● PROVIDED INFORMATION:
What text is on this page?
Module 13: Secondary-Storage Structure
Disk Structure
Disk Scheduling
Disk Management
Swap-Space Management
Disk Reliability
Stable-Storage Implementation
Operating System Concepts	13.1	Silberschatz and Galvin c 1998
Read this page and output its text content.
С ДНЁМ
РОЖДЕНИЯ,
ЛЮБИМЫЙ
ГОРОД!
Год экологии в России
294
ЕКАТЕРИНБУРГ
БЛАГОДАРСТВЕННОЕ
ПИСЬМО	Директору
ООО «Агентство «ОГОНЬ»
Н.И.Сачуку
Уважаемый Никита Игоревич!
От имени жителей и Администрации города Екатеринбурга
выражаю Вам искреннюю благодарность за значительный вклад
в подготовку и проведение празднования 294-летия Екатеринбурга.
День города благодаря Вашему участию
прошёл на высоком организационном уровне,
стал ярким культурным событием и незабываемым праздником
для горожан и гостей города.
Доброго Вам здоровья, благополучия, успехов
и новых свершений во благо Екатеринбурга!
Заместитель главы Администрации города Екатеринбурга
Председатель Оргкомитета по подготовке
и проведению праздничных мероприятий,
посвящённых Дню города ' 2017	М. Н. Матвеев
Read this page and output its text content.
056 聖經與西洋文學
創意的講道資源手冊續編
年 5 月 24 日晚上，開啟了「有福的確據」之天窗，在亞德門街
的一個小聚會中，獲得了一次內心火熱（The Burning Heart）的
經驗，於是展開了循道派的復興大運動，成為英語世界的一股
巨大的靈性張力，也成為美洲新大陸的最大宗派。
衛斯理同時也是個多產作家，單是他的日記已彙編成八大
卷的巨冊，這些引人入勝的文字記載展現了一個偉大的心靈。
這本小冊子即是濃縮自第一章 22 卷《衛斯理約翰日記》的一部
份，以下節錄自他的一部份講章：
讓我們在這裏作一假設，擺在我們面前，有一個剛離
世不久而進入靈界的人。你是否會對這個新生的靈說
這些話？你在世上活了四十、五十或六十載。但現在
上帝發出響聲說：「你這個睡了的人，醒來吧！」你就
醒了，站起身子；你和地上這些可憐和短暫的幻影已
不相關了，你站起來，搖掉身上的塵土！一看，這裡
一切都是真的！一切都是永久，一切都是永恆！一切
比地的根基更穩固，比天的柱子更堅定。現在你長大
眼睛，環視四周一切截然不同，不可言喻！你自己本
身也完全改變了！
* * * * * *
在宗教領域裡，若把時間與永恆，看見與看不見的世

● EXERCISE PROMPT: Output the full listing without altering anything.

● COMPLETE ANSWER:
What text is on this page?
Module 13: Secondary-Storage Structure
Disk Structure
Disk Scheduling
Disk Management
Swap-Space Management
Disk Reliability
Stable-Storage Implementation
Operating System Concepts	13.1	Silberschatz and Galvin c 1998
Read this page and output its text content.
С ДНЁМ
РОЖДЕНИЯ,
ЛЮБИМЫЙ
ГОРОД!
Год экологии в России
294
ЕКАТЕРИНБУРГ
БЛАГОДАРСТВЕННОЕ
ПИСЬМО	Директору
ООО «Агентство «ОГОНЬ»
Н.И.Сачуку
Уважаемый Никита Игоревич!
От имени жителей и Администрации города Екатеринбурга
выражаю Вам искреннюю благодарность за значительный вклад
в подготовку и проведение празднования 294-летия Екатеринбурга.
День города благодаря Вашему участию
прошёл на высоком организационном уровне,
стал ярким культурным событием и незабываемым праздником
для горожан и гостей города.
Доброго Вам здоровья, благополучия, успехов
и новых свершений во благо Екатеринбурга!
Заместитель главы Администрации города Екатеринбурга
Председатель Оргкомитета по подготовке
и проведению праздничных мероприятий,
посвящённых Дню города ' 2017	М. Н. Матвеев
Read this page and output its text content.
056 聖經與西洋文學
創意的講道資源手冊續編
年 5 月 24 日晚上，開啟了「有福的確據」之天窗，在亞德門街
的一個小聚會中，獲得了一次內心火熱（The Burning Heart）的
經驗，於是展開了循道派的復興大運動，成為英語世界的一股
巨大的靈性張力，也成為美洲新大陸的最大宗派。
衛斯理同時也是個多產作家，單是他的日記已彙編成八大
卷的巨冊，這些引人入勝的文字記載展現了一個偉大的心靈。
這本小冊子即是濃縮自第一章 22 卷《衛斯理約翰日記》的一部
份，以下節錄自他的一部份講章：
讓我們在這裏作一假設，擺在我們面前，有一個剛離
世不久而進入靈界的人。你是否會對這個新生的靈說
這些話？你在世上活了四十、五十或六十載。但現在
上帝發出響聲說：「你這個睡了的人，醒來吧！」你就
醒了，站起身子；你和地上這些可憐和短暫的幻影已
不相關了，你站起來，搖掉身上的塵土！一看，這裡
一切都是真的！一切都是永久，一切都是永恆！一切
比地的根基更穩固，比天的柱子更堅定。現在你長大
眼睛，環視四周一切截然不同，不可言喻！你自己本
身也完全改變了！
* * * * * *
在宗教領域裡，若把時間與永恆，看見與看不見的世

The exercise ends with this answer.